At this rate, it won't be long until our iTunes accounts are linked to the produce section at the local grocery, and Steve Jobs' estate gets a royalty for every apple we eat.


----------



## XJaredX (Apr 17, 2006)

Oh now I get it. I am a Subaru sales rep and each autumn they publish a list of Trek bikes I can get at a massive discount. This year we did not get a list and nobody at Subaru knew why. Makes sense now.

Oh and **** Trek, this is lame. I thought Specialized were the sue-happy industry giants!


----------



## 475856 (Feb 6, 2010)

Another law-firm is going to make big $$ on this idiotic lawsuit. I hope Subaru wins this lunacy suit..


----------



## Berkley (May 21, 2007)

Moot point now I guess...



> Meet the Team
> Performance off-road and on. That's what the Subaru-Trek partnership is all about. It's why they support the greatest pro racers in the world, as well as the International Mountain Bicycling Association. What's more, both are committed to a clean, healthy environment.


Subaru Trek | Cycling Teams | Trek Bikes


----------



## simple78 (Jul 4, 2010)

I don't get it, kind of silly if you ask me. Is Trek hurting for money? I checked out the car, my wife has a Trek bike, I just shake my head at why everyone sues everyone for stupid things. On a side note I would purchase the car, but would never buy a Trek bike again. Things like this just put people off,


----------



## bikeabuser (Aug 12, 2012)

bighit-maniac said:


> tree huggin hippie wars....
> 
> Yyyeeeeeeaaaaahhhhhhhhhhh


lol


----------



## SS Hack (Jan 20, 2012)

Whatever studio owns the Star Trek franchise should sue Trek bikes. Now I can add Trek to the list of bikes I'd never consider.


----------



## trodaq (Jun 11, 2011)

Malibu412 said:


> A page right out of the Speshy legal manual. Sue everyone who even hints at anything remotely resembling anything from Big S. Oh that's right, it's Big T.


 My first thought when I read the title :thumbsup:


----------



## mimi1885 (Aug 12, 2006)

Well Trek is about to get a big one from DW too. Remember this Singletrack Magazine | Dave Weagle to sue Trek over Split Pivot 'infringement' 
Finally it's happening.


----------



## SoCalAl (Aug 29, 2004)

This reminds me of when Cannondale trademarked the term "freeride" leading to the Rocky Mountain Froriders. An equally stupid use of legal fees.


----------



## jochribs (Nov 12, 2009)

simple78 said:


> I don't get it, kind of silly if you ask me. Is Trek hurting for money? I checked out the car, my wife has a Trek bike, I just shake my head at why everyone sues everyone for stupid things. On a side note I would purchase the car, but would never buy a Trek bike again. Things like this just put people off,


Exactly, makes me want that WRX even more now. My last Trek will be the Top Fuel 9.9 SSL that they sent me for warranty a couple years ago. That frankly I can't even get rid of.

• RECORDS SUPPLIED:
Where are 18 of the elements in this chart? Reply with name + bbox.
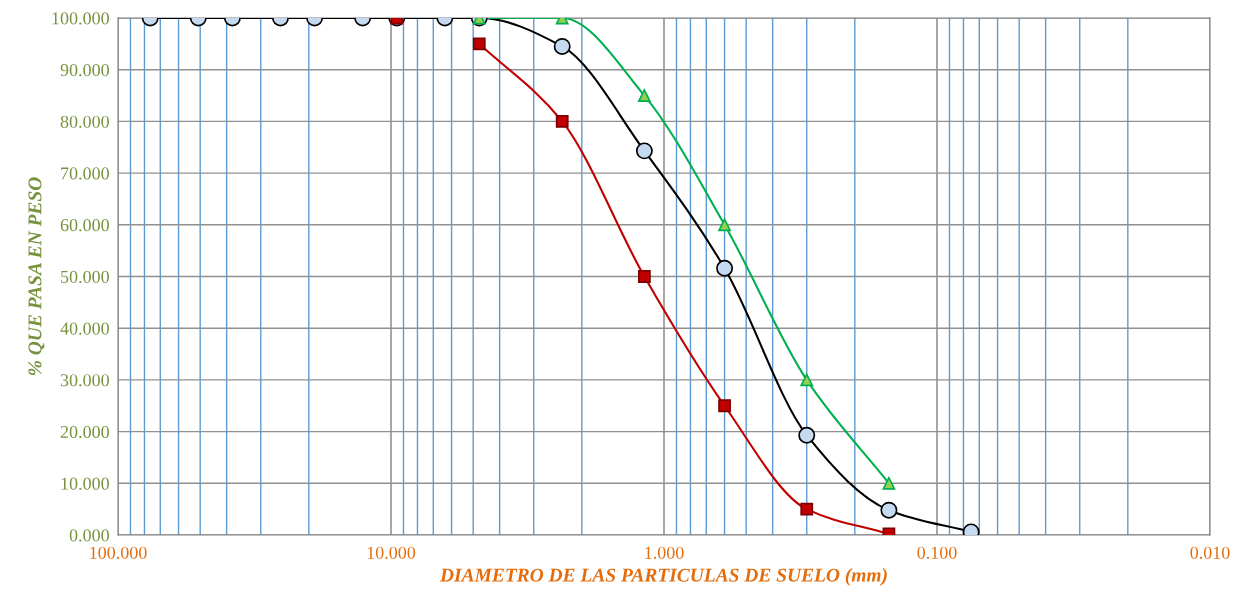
y-tick-label: 80.000 bbox=[60, 115, 109, 128]
y-tick-label: 70.000 bbox=[61, 167, 109, 180]
y-tick-label: 30.000 bbox=[60, 374, 109, 387]
x-tick-label: 10.000 bbox=[367, 546, 416, 559]
y-tick-label: 60.000 bbox=[60, 219, 109, 232]
y-tick-label: 40.000 bbox=[60, 322, 109, 335]
x-tick-label: 1.000 bbox=[645, 546, 684, 559]
y-tick-label: 50.000 bbox=[61, 270, 109, 284]
y-axis-title: % QUE PASA EN PESO bbox=[28, 177, 45, 376]
x-tick-label: 0.100 bbox=[917, 546, 957, 559]
y-tick-label: 90.000 bbox=[60, 63, 109, 77]
y-tick-label: 100.000 bbox=[52, 12, 109, 25]
x-axis-title: DIAMETRO DE LAS PARTICULAS DE SUELO (mm) bbox=[439, 568, 887, 586]
x-tick-label: 0.010 bbox=[1190, 546, 1230, 559]
y-tick-label: 10.000 bbox=[61, 477, 109, 490]
x-tick-label: 100.000 bbox=[90, 546, 147, 559]
y-tick-label: 20.000 bbox=[60, 425, 109, 439]
y-tick-label: 0.000 bbox=[69, 529, 109, 542]
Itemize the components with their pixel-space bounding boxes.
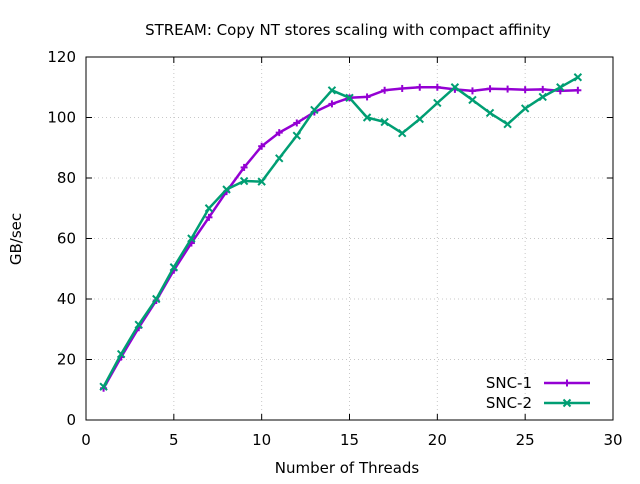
data-point — [239, 176, 249, 186]
grid-lines — [86, 57, 613, 420]
x-tick-label: 10 — [252, 431, 271, 449]
y-axis-label: GB/sec — [7, 213, 25, 265]
data-point — [503, 119, 512, 129]
data-point — [205, 213, 213, 221]
data-point — [539, 85, 547, 93]
data-point — [293, 119, 301, 127]
data-point — [433, 83, 441, 91]
series-snc-1 — [100, 83, 582, 392]
data-point — [398, 84, 406, 92]
x-tick-label: 25 — [516, 431, 535, 449]
y-tick-label: 120 — [47, 48, 76, 66]
series-layer — [99, 73, 583, 392]
y-tick-label: 100 — [47, 109, 76, 127]
y-tick-label: 60 — [57, 230, 76, 248]
legend-label: SNC-1 — [486, 374, 532, 392]
data-point — [538, 92, 547, 102]
x-tick-label: 5 — [169, 431, 179, 449]
data-point — [574, 86, 582, 94]
chart-title: STREAM: Copy NT stores scaling with comp… — [145, 21, 551, 39]
data-point — [169, 263, 179, 272]
x-tick-label: 0 — [81, 431, 91, 449]
legend-item-snc-2: SNC-2 — [486, 394, 590, 412]
data-point — [275, 154, 284, 163]
series-line — [102, 86, 578, 389]
legend-item-snc-1: SNC-1 — [486, 374, 590, 392]
data-point — [345, 93, 354, 103]
x-tick-label: 15 — [340, 431, 359, 449]
data-point — [521, 86, 529, 94]
data-point — [134, 320, 143, 329]
data-point — [116, 349, 126, 359]
data-point — [257, 177, 266, 186]
data-point — [258, 142, 266, 150]
data-point — [363, 93, 371, 101]
data-point — [415, 114, 424, 124]
axes: 0 5 10 15 20 25 30 0 20 40 60 80 100 120 — [47, 48, 622, 449]
legend: SNC-1 SNC-2 — [486, 374, 590, 412]
data-point — [327, 86, 337, 95]
data-point — [362, 113, 372, 122]
x-axis-label: Number of Threads — [275, 459, 420, 477]
x-tick-label: 20 — [428, 431, 447, 449]
data-point — [468, 95, 477, 105]
data-point — [204, 204, 214, 213]
data-point — [486, 85, 494, 93]
data-point — [504, 85, 512, 93]
legend-marker — [562, 398, 572, 408]
data-point — [240, 163, 248, 171]
data-point — [416, 83, 424, 91]
data-point — [328, 100, 336, 108]
data-point — [187, 234, 196, 243]
data-point — [275, 129, 283, 137]
data-point — [381, 86, 389, 94]
series-line — [102, 76, 579, 388]
y-tick-label: 20 — [57, 351, 76, 369]
data-point — [450, 83, 460, 92]
y-tick-label: 0 — [66, 411, 76, 429]
x-tick-label: 30 — [603, 431, 622, 449]
data-point — [222, 185, 231, 194]
data-point — [468, 87, 476, 95]
y-tick-label: 80 — [57, 169, 76, 187]
data-point — [433, 98, 442, 108]
data-point — [310, 105, 319, 115]
data-point — [485, 108, 495, 118]
legend-label: SNC-2 — [486, 394, 532, 412]
data-point — [292, 131, 302, 140]
series-snc-2 — [99, 73, 583, 391]
data-point — [99, 382, 108, 391]
legend-marker — [563, 379, 571, 387]
y-tick-label: 40 — [57, 290, 76, 308]
data-point — [520, 104, 530, 113]
data-point — [380, 117, 389, 127]
data-point — [397, 129, 407, 138]
data-point — [573, 73, 583, 82]
data-point — [556, 83, 565, 92]
data-point — [152, 294, 161, 304]
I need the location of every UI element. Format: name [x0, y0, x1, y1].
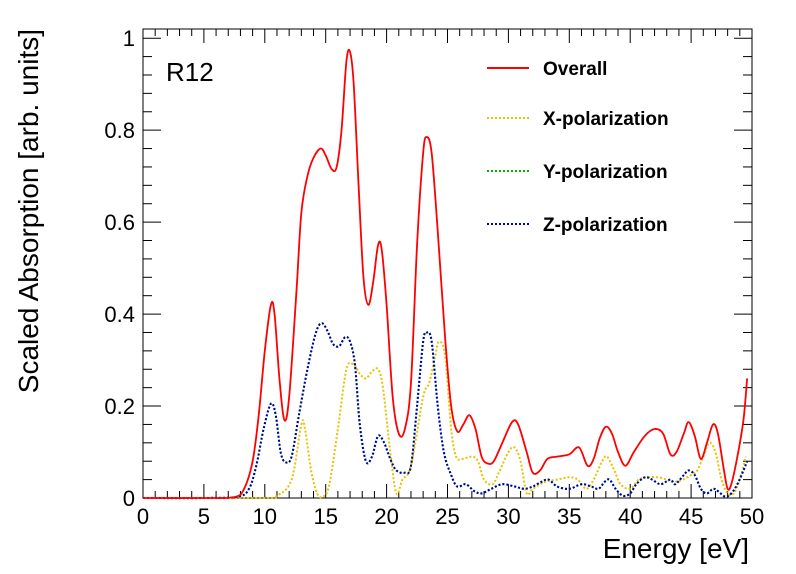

• PROBLEM STATEMENT: Revise the stretch of the Trek lawsuit thread from "Whatever studio owns" through "(Jun 11, 2011)", swapping "studio" for "company". None of the data is needed here.

• SOLUTION BELOW:
Whatever company owns the Star Trek franchise should sue Trek bikes. Now I can add Trek to the list of bikes I'd never consider.


----------



## trodaq (Jun 11, 2011)